##### Records shown #####
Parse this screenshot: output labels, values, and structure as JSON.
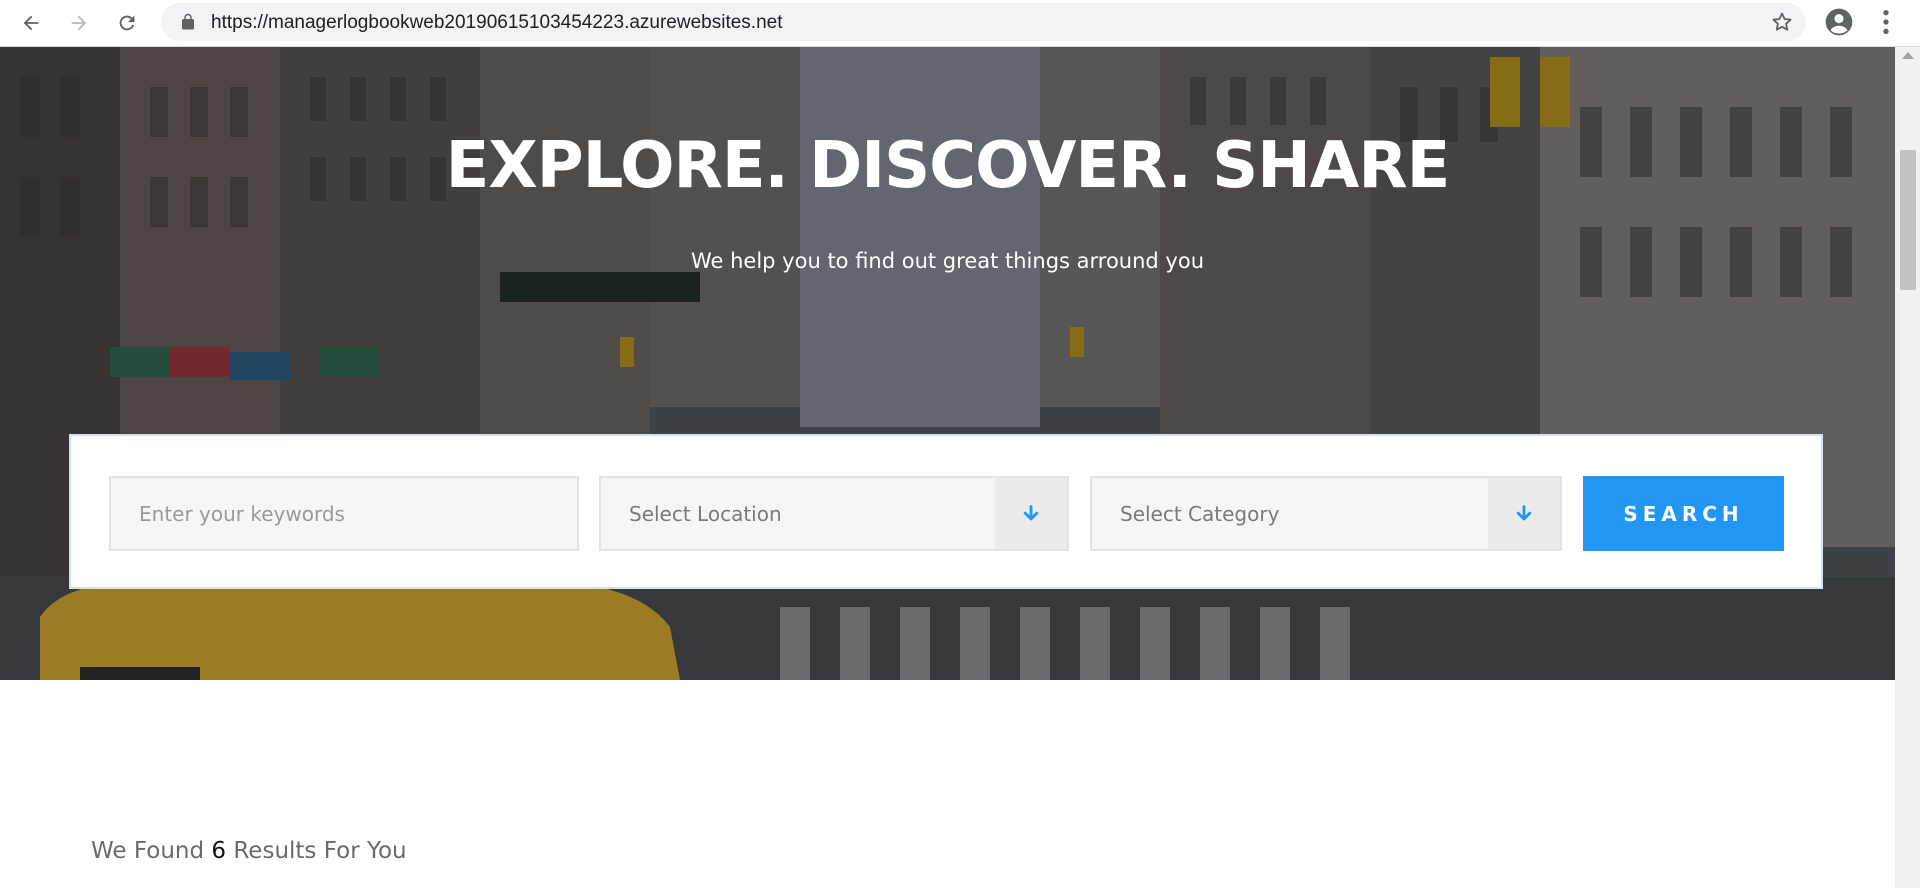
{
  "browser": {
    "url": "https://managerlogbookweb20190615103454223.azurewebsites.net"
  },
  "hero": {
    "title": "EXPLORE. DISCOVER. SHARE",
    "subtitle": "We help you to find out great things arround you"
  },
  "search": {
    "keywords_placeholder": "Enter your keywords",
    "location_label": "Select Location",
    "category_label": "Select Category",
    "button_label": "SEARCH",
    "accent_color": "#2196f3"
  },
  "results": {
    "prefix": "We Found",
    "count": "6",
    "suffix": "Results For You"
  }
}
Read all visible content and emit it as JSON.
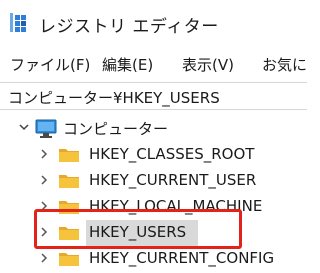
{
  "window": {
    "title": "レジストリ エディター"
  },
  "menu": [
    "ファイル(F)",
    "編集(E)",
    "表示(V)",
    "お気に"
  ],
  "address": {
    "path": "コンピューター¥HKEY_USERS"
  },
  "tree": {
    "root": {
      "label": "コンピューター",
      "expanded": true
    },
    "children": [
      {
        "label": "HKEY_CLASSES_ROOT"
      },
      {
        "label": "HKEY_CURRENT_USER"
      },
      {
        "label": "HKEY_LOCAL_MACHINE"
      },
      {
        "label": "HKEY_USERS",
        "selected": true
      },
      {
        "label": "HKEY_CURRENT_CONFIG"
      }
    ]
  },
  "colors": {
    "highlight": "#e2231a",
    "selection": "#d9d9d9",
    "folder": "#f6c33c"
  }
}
#####
Aim. Print the records word for word and exclude any picture they hold.

The solution.
Parse this screenshot: output labels, values, and structure as JSON.
{
  "browser": {
    "url": "https://managerlogbookweb20190615103454223.azurewebsites.net"
  },
  "hero": {
    "title": "EXPLORE. DISCOVER. SHARE",
    "subtitle": "We help you to find out great things arround you"
  },
  "search": {
    "keywords_placeholder": "Enter your keywords",
    "location_label": "Select Location",
    "category_label": "Select Category",
    "button_label": "SEARCH",
    "accent_color": "#2196f3"
  },
  "results": {
    "prefix": "We Found",
    "count": "6",
    "suffix": "Results For You"
  }
}
Read all visible content and emit it as JSON.
{
  "window": {
    "title": "レジストリ エディター"
  },
  "menu": [
    "ファイル(F)",
    "編集(E)",
    "表示(V)",
    "お気に"
  ],
  "address": {
    "path": "コンピューター¥HKEY_USERS"
  },
  "tree": {
    "root": {
      "label": "コンピューター",
      "expanded": true
    },
    "children": [
      {
        "label": "HKEY_CLASSES_ROOT"
      },
      {
        "label": "HKEY_CURRENT_USER"
      },
      {
        "label": "HKEY_LOCAL_MACHINE"
      },
      {
        "label": "HKEY_USERS",
        "selected": true
      },
      {
        "label": "HKEY_CURRENT_CONFIG"
      }
    ]
  },
  "colors": {
    "highlight": "#e2231a",
    "selection": "#d9d9d9",
    "folder": "#f6c33c"
  }
}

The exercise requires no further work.